▸ **Records to use**
▶
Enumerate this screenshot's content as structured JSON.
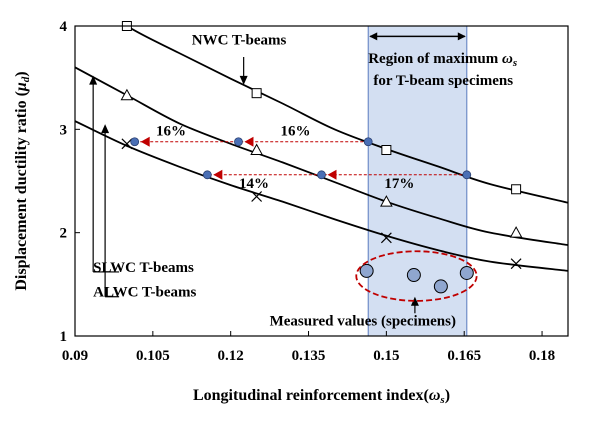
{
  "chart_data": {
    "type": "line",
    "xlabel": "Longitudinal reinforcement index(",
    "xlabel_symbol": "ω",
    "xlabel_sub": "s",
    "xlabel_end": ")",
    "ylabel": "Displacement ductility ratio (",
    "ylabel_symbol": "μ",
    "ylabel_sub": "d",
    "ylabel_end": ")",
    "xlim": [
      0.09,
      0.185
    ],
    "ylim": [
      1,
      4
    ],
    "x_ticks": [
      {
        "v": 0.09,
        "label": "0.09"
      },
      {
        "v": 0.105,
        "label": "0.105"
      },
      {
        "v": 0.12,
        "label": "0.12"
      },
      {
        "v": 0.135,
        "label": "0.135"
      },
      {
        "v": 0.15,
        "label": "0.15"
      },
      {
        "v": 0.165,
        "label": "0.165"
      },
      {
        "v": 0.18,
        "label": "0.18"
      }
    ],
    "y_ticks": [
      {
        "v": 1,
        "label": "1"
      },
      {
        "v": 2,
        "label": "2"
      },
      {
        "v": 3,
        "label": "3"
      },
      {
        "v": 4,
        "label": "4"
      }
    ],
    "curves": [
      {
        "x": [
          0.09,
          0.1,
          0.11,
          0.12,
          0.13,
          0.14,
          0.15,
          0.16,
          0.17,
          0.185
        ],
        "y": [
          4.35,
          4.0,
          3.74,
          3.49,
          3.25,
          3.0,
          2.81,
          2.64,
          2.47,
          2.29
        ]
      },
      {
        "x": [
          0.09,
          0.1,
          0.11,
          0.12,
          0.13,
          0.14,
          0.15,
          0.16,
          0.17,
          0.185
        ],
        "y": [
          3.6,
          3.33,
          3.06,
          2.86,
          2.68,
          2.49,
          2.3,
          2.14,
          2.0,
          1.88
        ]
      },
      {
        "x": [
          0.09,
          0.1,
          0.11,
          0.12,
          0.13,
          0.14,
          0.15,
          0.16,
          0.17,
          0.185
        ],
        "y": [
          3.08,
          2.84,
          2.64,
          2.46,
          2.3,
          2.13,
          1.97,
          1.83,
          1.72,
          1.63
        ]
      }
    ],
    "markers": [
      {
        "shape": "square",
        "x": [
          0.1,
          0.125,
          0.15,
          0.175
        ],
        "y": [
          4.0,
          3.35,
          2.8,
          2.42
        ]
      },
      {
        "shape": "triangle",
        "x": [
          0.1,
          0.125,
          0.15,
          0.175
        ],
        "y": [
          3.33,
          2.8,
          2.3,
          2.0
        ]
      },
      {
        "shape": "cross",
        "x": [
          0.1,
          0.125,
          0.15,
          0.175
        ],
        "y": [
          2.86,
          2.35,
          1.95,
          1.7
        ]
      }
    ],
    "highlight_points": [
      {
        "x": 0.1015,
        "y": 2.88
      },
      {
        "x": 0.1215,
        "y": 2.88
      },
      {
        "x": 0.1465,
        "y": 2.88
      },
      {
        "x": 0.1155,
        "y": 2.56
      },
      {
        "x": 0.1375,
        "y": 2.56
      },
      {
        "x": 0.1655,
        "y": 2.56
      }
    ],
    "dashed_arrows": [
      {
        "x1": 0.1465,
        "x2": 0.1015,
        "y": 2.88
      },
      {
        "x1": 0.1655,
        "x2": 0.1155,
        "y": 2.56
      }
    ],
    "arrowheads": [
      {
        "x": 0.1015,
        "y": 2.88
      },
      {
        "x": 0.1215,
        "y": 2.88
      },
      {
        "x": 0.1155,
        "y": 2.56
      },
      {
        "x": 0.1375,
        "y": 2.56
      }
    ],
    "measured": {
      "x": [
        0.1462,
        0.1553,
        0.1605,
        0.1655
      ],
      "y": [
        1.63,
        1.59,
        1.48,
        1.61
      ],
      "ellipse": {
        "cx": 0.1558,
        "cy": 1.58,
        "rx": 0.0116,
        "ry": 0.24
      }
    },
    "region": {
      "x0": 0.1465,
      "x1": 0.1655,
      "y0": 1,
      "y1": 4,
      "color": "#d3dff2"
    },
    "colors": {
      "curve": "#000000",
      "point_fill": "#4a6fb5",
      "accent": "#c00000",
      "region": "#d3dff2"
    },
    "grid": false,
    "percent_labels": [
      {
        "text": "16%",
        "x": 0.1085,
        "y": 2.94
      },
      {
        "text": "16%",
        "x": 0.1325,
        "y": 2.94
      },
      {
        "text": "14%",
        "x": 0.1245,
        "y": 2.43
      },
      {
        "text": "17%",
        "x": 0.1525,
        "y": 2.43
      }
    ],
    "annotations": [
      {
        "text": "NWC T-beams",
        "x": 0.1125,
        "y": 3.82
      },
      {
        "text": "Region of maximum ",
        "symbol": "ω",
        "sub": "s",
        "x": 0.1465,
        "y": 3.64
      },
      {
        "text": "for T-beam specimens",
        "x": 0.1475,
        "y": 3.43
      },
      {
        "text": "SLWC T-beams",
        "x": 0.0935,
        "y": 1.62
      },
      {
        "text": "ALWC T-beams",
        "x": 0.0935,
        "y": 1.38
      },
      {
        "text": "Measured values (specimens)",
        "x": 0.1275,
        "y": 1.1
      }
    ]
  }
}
◀
▸ **What to work on**
Copy out every line of the material above that mentions the word "specimens".

▸ **Response**
        "text": "for T-beam specimens",
        "text": "Measured values (specimens)",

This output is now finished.